Exercise data:

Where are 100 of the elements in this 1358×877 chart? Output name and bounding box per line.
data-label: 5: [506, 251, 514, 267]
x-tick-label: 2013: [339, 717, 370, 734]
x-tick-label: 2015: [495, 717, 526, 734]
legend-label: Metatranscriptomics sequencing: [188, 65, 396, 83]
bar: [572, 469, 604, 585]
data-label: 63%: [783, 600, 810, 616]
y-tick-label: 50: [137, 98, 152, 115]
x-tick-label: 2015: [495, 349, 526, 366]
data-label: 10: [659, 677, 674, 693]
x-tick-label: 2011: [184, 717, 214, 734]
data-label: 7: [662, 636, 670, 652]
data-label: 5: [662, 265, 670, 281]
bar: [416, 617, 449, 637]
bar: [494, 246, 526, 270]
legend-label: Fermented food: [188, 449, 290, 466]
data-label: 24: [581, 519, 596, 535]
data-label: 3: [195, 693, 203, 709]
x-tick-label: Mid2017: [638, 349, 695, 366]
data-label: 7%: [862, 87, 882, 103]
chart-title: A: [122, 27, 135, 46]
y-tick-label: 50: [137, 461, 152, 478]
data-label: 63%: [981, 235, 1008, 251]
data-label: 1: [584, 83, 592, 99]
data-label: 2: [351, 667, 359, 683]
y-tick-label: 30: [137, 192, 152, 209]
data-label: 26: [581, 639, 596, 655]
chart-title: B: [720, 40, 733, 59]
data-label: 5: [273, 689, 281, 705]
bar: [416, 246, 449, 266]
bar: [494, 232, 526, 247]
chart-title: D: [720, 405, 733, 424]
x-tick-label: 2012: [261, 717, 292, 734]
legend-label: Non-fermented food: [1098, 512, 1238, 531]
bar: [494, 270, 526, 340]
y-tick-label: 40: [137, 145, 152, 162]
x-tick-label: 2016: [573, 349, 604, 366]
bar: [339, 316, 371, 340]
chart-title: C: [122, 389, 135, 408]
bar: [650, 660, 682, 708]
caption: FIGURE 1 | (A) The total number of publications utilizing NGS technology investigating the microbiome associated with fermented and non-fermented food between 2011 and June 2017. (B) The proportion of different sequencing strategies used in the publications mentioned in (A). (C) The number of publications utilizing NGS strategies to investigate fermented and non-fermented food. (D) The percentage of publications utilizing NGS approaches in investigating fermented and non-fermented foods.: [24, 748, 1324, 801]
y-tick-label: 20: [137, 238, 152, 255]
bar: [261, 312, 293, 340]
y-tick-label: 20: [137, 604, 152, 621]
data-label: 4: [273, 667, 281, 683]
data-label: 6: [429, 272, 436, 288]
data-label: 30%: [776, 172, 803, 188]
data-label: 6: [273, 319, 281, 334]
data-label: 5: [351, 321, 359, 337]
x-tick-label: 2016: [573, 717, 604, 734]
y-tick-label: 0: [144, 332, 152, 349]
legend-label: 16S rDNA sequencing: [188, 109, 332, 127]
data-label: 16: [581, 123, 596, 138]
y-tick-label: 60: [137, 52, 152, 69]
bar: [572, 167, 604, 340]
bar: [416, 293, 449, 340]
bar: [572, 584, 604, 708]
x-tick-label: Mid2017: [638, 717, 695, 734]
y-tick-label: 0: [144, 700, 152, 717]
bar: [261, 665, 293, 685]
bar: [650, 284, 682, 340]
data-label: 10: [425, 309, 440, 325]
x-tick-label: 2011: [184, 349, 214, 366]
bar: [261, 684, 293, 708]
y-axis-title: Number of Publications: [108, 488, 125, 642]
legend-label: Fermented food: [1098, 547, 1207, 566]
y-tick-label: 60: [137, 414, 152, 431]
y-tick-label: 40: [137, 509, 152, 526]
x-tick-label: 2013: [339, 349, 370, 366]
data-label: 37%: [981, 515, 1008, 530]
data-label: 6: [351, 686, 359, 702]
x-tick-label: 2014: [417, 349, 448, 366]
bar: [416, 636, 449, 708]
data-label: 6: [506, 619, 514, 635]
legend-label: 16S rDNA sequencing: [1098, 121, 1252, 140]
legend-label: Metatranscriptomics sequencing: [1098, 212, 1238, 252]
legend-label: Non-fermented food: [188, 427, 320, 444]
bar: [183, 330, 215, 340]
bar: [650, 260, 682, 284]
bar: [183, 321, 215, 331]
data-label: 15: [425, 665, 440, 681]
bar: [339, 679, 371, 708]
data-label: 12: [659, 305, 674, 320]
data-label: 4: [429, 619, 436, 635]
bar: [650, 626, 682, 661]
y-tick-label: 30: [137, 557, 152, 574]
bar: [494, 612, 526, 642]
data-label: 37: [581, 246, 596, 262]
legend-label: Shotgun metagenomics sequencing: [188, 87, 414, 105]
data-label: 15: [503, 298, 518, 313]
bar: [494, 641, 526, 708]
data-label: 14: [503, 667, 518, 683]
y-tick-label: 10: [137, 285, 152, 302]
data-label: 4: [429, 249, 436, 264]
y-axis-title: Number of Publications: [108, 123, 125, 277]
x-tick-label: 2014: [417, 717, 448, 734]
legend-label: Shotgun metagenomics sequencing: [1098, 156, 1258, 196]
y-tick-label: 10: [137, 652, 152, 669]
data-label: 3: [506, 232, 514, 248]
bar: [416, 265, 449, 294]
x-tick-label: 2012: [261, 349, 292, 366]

Work required: Given the data above, which lines hold the string "Metatranscriptomics"? Return them.

Task answer:
legend-label: Metatranscriptomics sequencing: [188, 65, 396, 83]
legend-label: Metatranscriptomics sequencing: [1098, 212, 1238, 252]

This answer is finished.